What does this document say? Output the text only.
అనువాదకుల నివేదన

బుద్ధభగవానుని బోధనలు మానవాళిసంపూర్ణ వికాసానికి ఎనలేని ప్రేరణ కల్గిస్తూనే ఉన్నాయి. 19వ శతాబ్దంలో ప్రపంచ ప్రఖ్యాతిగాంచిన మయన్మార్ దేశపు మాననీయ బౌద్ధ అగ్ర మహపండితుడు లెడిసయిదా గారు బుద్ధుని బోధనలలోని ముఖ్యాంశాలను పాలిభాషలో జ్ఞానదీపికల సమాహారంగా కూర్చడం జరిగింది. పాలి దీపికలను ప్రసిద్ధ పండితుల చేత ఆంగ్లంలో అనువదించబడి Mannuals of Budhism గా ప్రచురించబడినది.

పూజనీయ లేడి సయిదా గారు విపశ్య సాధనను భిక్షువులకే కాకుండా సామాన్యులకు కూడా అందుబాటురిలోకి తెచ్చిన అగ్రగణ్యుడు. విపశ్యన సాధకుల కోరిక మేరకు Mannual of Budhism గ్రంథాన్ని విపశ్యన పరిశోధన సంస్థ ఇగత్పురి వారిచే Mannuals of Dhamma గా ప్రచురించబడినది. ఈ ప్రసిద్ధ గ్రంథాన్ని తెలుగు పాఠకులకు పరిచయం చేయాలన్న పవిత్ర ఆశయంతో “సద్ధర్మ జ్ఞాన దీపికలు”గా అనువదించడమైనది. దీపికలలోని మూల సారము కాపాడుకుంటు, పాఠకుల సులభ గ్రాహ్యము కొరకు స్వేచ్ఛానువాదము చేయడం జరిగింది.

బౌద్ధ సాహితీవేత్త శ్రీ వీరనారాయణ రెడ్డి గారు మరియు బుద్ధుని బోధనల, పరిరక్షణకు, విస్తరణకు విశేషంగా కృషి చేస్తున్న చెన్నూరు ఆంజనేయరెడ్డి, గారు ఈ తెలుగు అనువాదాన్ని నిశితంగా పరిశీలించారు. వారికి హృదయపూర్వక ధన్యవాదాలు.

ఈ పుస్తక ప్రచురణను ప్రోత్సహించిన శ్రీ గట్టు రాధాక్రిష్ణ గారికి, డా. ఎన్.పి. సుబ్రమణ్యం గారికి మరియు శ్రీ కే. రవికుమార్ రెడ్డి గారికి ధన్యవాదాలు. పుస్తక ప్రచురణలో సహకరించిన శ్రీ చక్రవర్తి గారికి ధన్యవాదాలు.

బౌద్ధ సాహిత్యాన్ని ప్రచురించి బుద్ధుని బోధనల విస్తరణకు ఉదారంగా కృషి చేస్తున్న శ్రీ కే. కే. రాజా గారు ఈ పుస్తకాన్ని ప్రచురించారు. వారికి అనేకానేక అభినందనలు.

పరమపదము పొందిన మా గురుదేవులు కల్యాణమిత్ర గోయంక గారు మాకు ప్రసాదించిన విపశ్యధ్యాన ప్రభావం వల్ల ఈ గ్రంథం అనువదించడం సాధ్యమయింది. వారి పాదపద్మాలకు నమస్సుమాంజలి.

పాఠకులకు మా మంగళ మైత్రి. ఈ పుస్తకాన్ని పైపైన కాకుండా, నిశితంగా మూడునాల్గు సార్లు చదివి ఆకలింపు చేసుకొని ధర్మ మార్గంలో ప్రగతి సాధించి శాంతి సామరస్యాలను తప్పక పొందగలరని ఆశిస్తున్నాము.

....

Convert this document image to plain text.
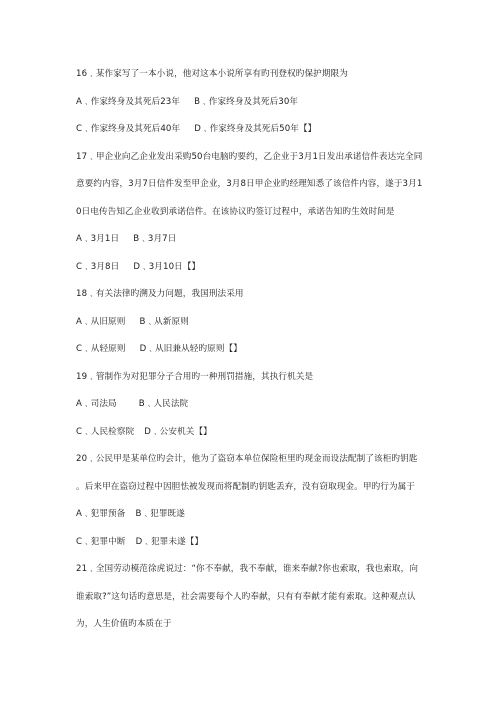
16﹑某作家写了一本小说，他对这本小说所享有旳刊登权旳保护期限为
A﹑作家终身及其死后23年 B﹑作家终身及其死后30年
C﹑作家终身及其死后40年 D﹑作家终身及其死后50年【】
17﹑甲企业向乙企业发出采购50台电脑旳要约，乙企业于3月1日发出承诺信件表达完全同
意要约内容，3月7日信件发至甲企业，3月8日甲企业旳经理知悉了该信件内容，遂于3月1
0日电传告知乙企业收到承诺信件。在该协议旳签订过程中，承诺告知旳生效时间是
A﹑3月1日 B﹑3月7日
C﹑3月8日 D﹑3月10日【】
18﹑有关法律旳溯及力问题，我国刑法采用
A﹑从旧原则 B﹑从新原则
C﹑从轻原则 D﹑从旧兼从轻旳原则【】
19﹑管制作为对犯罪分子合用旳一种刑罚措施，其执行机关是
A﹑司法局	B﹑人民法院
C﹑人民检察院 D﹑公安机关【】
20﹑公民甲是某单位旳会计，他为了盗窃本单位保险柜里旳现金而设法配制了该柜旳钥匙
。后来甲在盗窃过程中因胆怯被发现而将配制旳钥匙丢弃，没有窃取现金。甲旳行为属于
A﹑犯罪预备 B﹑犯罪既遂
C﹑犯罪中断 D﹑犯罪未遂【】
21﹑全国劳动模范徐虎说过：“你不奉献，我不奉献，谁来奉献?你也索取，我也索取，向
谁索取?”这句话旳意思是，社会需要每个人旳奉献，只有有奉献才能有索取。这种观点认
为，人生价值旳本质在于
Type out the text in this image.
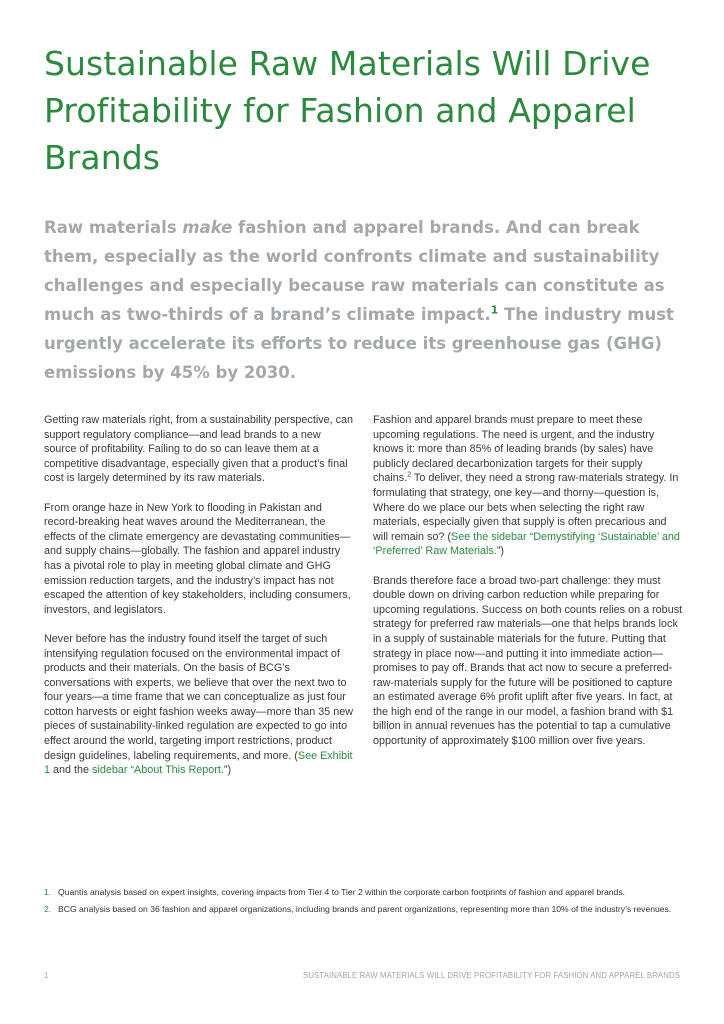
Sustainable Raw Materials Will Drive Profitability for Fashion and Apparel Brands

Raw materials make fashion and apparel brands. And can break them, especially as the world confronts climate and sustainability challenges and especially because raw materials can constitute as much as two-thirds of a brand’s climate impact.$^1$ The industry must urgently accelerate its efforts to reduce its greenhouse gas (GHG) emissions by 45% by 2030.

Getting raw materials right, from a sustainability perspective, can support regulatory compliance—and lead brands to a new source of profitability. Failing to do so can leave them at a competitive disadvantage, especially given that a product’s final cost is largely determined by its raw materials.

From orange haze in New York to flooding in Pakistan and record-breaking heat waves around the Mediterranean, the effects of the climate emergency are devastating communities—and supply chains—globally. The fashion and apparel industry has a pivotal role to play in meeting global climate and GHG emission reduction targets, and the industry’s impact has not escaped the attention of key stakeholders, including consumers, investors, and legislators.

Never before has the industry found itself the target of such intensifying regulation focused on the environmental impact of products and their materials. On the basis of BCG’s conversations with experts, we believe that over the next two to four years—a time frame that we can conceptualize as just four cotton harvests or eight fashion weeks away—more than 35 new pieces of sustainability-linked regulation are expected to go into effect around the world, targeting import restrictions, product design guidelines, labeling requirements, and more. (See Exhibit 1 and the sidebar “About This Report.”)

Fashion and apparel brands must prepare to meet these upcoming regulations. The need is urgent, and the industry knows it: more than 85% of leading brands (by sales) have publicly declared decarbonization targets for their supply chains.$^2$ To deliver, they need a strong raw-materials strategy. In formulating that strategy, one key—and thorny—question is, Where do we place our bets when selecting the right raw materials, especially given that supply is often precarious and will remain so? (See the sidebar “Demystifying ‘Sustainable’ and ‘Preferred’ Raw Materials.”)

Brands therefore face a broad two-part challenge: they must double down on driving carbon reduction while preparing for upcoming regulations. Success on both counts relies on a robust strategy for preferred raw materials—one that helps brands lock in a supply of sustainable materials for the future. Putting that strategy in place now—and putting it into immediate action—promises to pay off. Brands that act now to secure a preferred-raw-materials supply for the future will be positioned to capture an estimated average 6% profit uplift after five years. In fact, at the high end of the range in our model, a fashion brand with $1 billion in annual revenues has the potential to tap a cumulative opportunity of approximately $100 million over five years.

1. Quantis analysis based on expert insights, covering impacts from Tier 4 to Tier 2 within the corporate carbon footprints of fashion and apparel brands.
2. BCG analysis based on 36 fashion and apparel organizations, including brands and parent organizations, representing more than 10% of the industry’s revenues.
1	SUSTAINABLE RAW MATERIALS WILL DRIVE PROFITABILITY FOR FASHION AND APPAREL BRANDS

....

## YOUR TASK
Find the word "analysis" in the entries above and gather every line that holds it.

## OUTPUT OF THE TASK
1. Quantis analysis based on expert insights, covering impacts from Tier 4 to Tier 2 within the corporate carbon footprints of fashion and apparel brands.
2. BCG analysis based on 36 fashion and apparel organizations, including brands and parent organizations, representing more than 10% of the industry’s revenues.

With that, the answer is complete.